* **GOAL**
Extract from the listing each line in which the word "this" appears.

[Chart and figure data]
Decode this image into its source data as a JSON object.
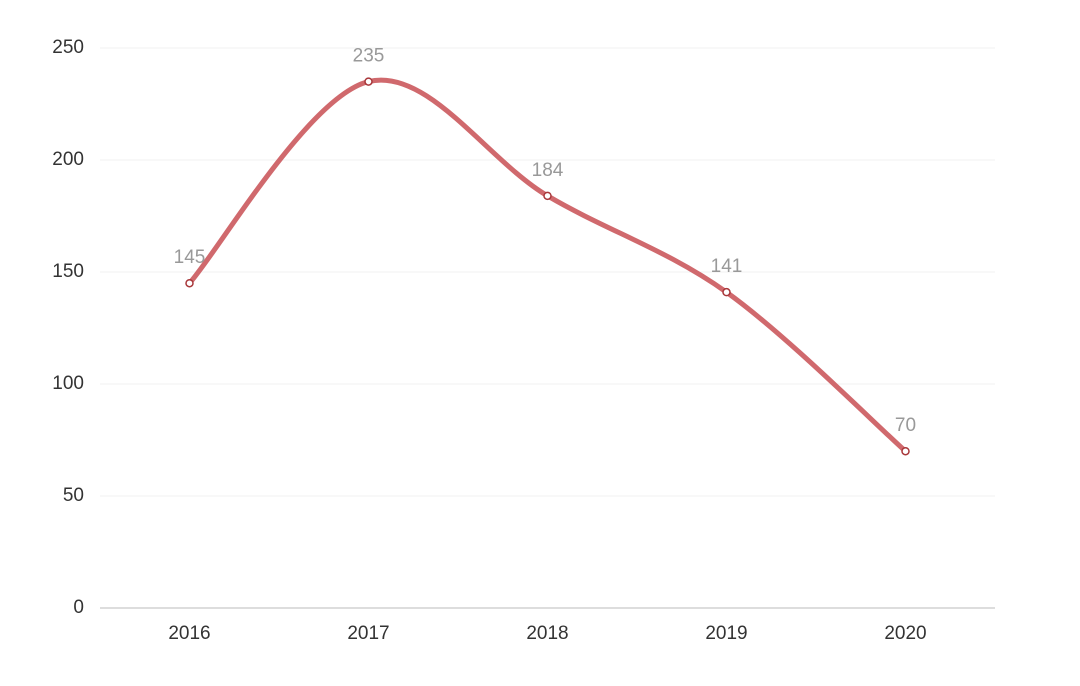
{
  "chart_data": {
    "type": "line",
    "categories": [
      "2016",
      "2017",
      "2018",
      "2019",
      "2020"
    ],
    "values": [
      145,
      235,
      184,
      141,
      70
    ],
    "color": "#d0696d",
    "smooth": true,
    "data_labels": true,
    "ylim": [
      0,
      250
    ],
    "yticks": [
      0,
      50,
      100,
      150,
      200,
      250
    ],
    "grid": true
  }
}
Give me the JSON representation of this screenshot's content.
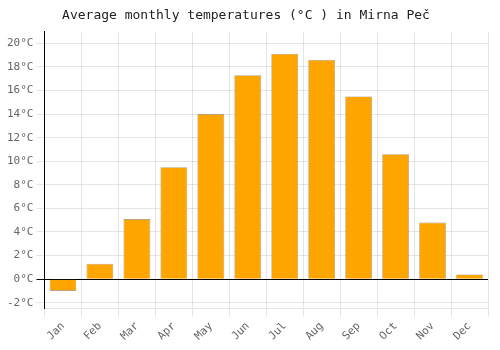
{
  "chart_data": {
    "type": "bar",
    "title": "Average monthly temperatures (°C ) in Mirna Peč",
    "categories": [
      "Jan",
      "Feb",
      "Mar",
      "Apr",
      "May",
      "Jun",
      "Jul",
      "Aug",
      "Sep",
      "Oct",
      "Nov",
      "Dec"
    ],
    "values": [
      -1.0,
      1.3,
      5.1,
      9.5,
      14.0,
      17.3,
      19.1,
      18.6,
      15.5,
      10.6,
      4.8,
      0.4
    ],
    "color": "#FFA500",
    "ylim": [
      -2.5,
      21.0
    ],
    "yticks": [
      {
        "value": -2,
        "label": "-2°C"
      },
      {
        "value": 0,
        "label": "0°C"
      },
      {
        "value": 2,
        "label": "2°C"
      },
      {
        "value": 4,
        "label": "4°C"
      },
      {
        "value": 6,
        "label": "6°C"
      },
      {
        "value": 8,
        "label": "8°C"
      },
      {
        "value": 10,
        "label": "10°C"
      },
      {
        "value": 12,
        "label": "12°C"
      },
      {
        "value": 14,
        "label": "14°C"
      },
      {
        "value": 16,
        "label": "16°C"
      },
      {
        "value": 18,
        "label": "18°C"
      },
      {
        "value": 20,
        "label": "20°C"
      }
    ],
    "grid": true
  }
}
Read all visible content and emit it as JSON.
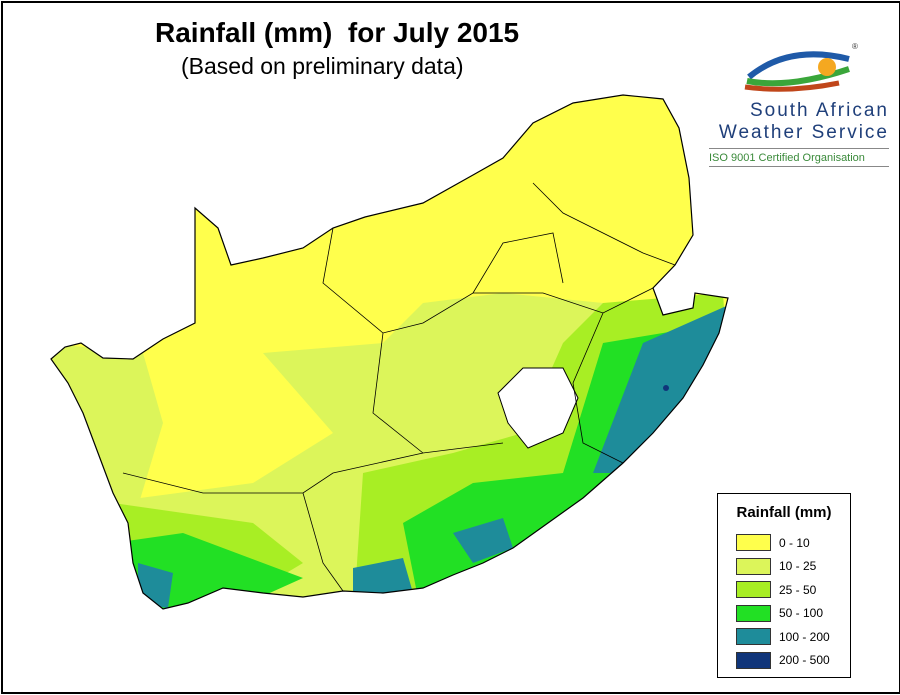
{
  "title": "Rainfall (mm)  for July 2015",
  "subtitle": "(Based on preliminary data)",
  "logo": {
    "name_line1": "South African",
    "name_line2": "Weather Service",
    "tagline": "ISO 9001 Certified Organisation",
    "registered": "®"
  },
  "legend": {
    "title": "Rainfall (mm)",
    "items": [
      {
        "label": "0 - 10",
        "color": "#ffff4c"
      },
      {
        "label": "10 - 25",
        "color": "#dcf55a"
      },
      {
        "label": "25 - 50",
        "color": "#a8ee24"
      },
      {
        "label": "50 - 100",
        "color": "#22e024"
      },
      {
        "label": "100 - 200",
        "color": "#1e8c9a"
      },
      {
        "label": "200 - 500",
        "color": "#10357a"
      }
    ]
  }
}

* **REPLY TO THE EXERCISE**
Decode this image into its source data as a JSON object.
Give me the JSON representation of this screenshot's content.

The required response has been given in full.